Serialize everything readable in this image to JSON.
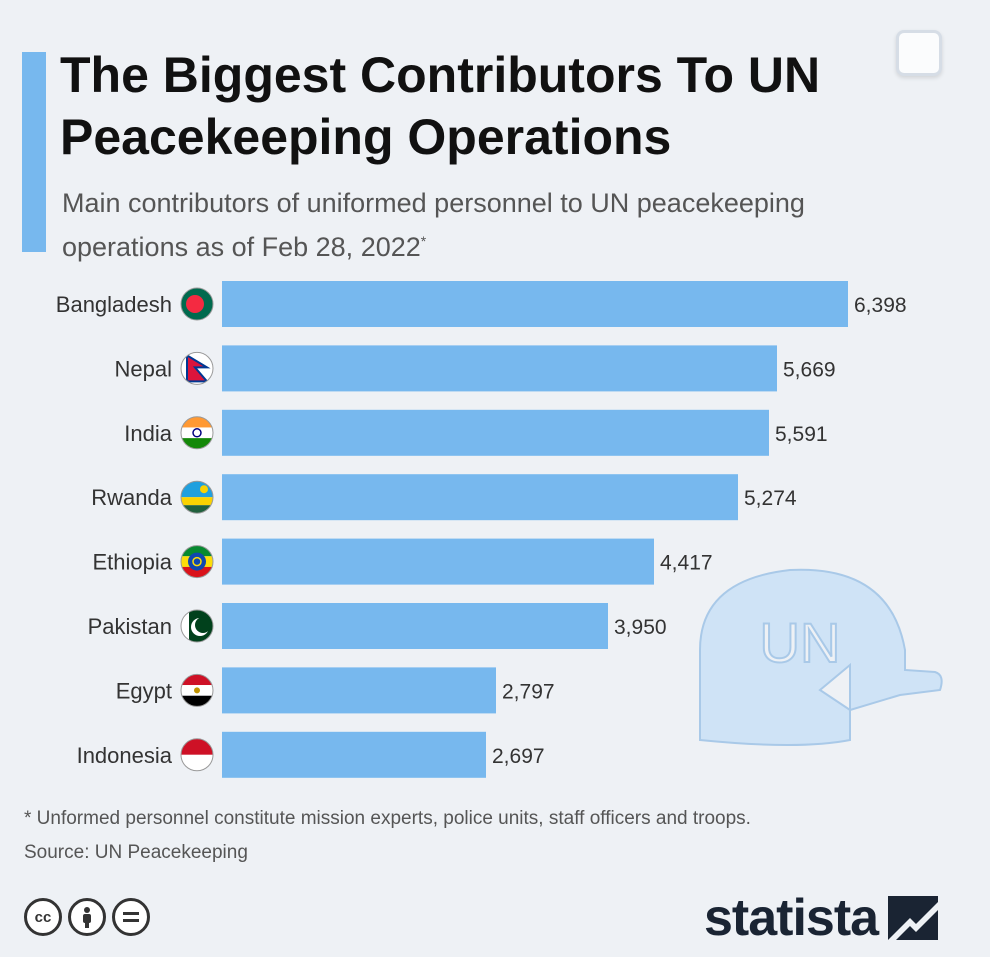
{
  "title": "The Biggest Contributors To UN Peacekeeping Operations",
  "subtitle": "Main contributors of uniformed personnel to UN peacekeeping operations as of Feb 28, 2022",
  "subtitle_marker": "*",
  "footnote": "* Unformed personnel constitute mission experts, police units, staff officers and troops.",
  "source": "Source: UN Peacekeeping",
  "helmet_text": "UN",
  "brand": "statista",
  "license_icons": [
    "cc-icon",
    "attribution-icon",
    "no-derivatives-icon"
  ],
  "license_cc_label": "cc",
  "colors": {
    "bar": "#77b8ee",
    "accent": "#77b8ee",
    "helmet": "#cfe3f6"
  },
  "chart_data": {
    "type": "bar",
    "orientation": "horizontal",
    "categories": [
      "Bangladesh",
      "Nepal",
      "India",
      "Rwanda",
      "Ethiopia",
      "Pakistan",
      "Egypt",
      "Indonesia"
    ],
    "values": [
      6398,
      5669,
      5591,
      5274,
      4417,
      3950,
      2797,
      2697
    ],
    "value_labels": [
      "6,398",
      "5,669",
      "5,591",
      "5,274",
      "4,417",
      "3,950",
      "2,797",
      "2,697"
    ],
    "flag_icons": [
      "bangladesh-flag-icon",
      "nepal-flag-icon",
      "india-flag-icon",
      "rwanda-flag-icon",
      "ethiopia-flag-icon",
      "pakistan-flag-icon",
      "egypt-flag-icon",
      "indonesia-flag-icon"
    ],
    "xlim": [
      0,
      6398
    ],
    "grid": false,
    "legend": "none"
  }
}
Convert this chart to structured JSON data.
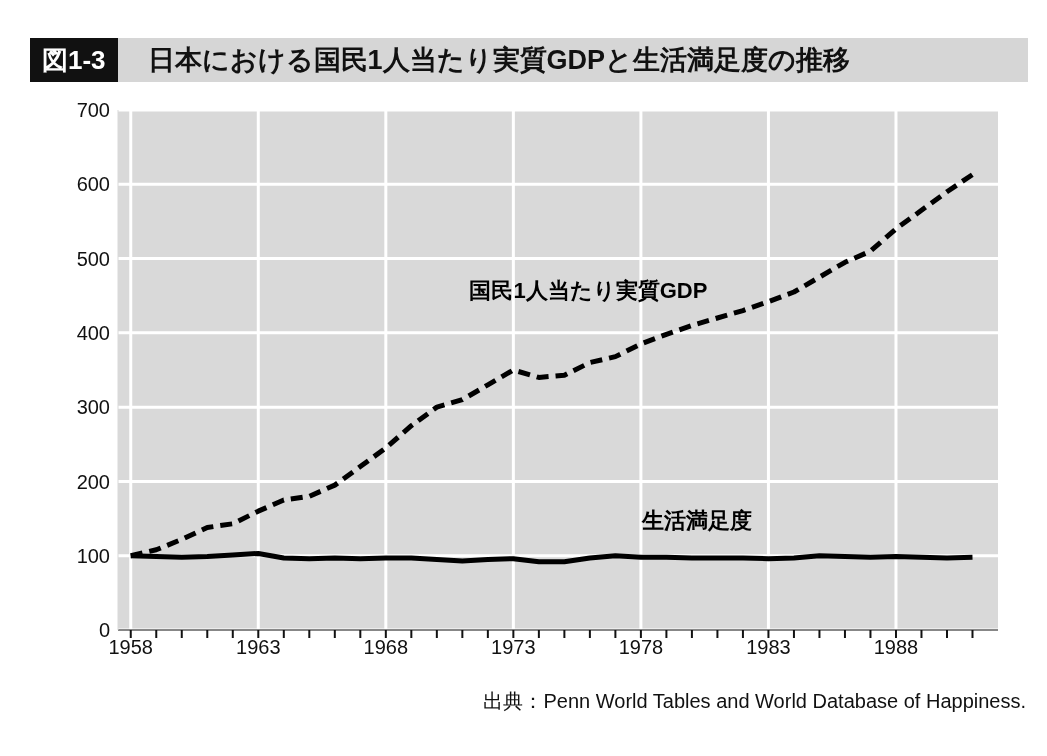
{
  "chart_data": {
    "type": "line",
    "subtitle": "図1-3",
    "title": "日本における国民1人当たり実質GDPと生活満足度の推移",
    "x": [
      1958,
      1959,
      1960,
      1961,
      1962,
      1963,
      1964,
      1965,
      1966,
      1967,
      1968,
      1969,
      1970,
      1971,
      1972,
      1973,
      1974,
      1975,
      1976,
      1977,
      1978,
      1979,
      1980,
      1981,
      1982,
      1983,
      1984,
      1985,
      1986,
      1987,
      1988,
      1989,
      1990,
      1991
    ],
    "series": [
      {
        "name": "国民1人当たり実質GDP",
        "color": "#000000",
        "line_style": "dashed",
        "values": [
          100,
          108,
          122,
          138,
          143,
          160,
          175,
          180,
          195,
          220,
          245,
          275,
          300,
          310,
          330,
          350,
          340,
          343,
          360,
          368,
          385,
          398,
          410,
          420,
          430,
          442,
          455,
          475,
          495,
          510,
          540,
          565,
          590,
          613
        ]
      },
      {
        "name": "生活満足度",
        "color": "#000000",
        "line_style": "solid",
        "values": [
          100,
          99,
          98,
          99,
          101,
          103,
          97,
          96,
          97,
          96,
          97,
          97,
          95,
          93,
          95,
          96,
          92,
          92,
          97,
          100,
          98,
          98,
          97,
          97,
          97,
          96,
          97,
          100,
          99,
          98,
          99,
          98,
          97,
          98
        ]
      }
    ],
    "xlim": [
      1957.5,
      1992
    ],
    "xticks": [
      1958,
      {
        "value": 1959,
        "label": null
      },
      {
        "value": 1960,
        "label": null
      },
      {
        "value": 1961,
        "label": null
      },
      {
        "value": 1962,
        "label": null
      },
      1963,
      {
        "value": 1964,
        "label": null
      },
      {
        "value": 1965,
        "label": null
      },
      {
        "value": 1966,
        "label": null
      },
      {
        "value": 1967,
        "label": null
      },
      1968,
      {
        "value": 1969,
        "label": null
      },
      {
        "value": 1970,
        "label": null
      },
      {
        "value": 1971,
        "label": null
      },
      {
        "value": 1972,
        "label": null
      },
      1973,
      {
        "value": 1974,
        "label": null
      },
      {
        "value": 1975,
        "label": null
      },
      {
        "value": 1976,
        "label": null
      },
      {
        "value": 1977,
        "label": null
      },
      1978,
      {
        "value": 1979,
        "label": null
      },
      {
        "value": 1980,
        "label": null
      },
      {
        "value": 1981,
        "label": null
      },
      {
        "value": 1982,
        "label": null
      },
      1983,
      {
        "value": 1984,
        "label": null
      },
      {
        "value": 1985,
        "label": null
      },
      {
        "value": 1986,
        "label": null
      },
      {
        "value": 1987,
        "label": null
      },
      1988,
      {
        "value": 1989,
        "label": null
      },
      {
        "value": 1990,
        "label": null
      },
      {
        "value": 1991,
        "label": null
      }
    ],
    "ylim": [
      0,
      700
    ],
    "yticks": [
      0,
      100,
      200,
      300,
      400,
      500,
      600,
      700
    ],
    "grid": true,
    "legend": false,
    "marker": "none",
    "annotations": [
      "出典：Penn World Tables and World Database of Happiness."
    ]
  }
}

> _Written task_
From the entries above, copy every line where the word "this" shows up.

> _Reply_
Serialize everything readable in this image to JSON.
Convert this chart to structured JSON data.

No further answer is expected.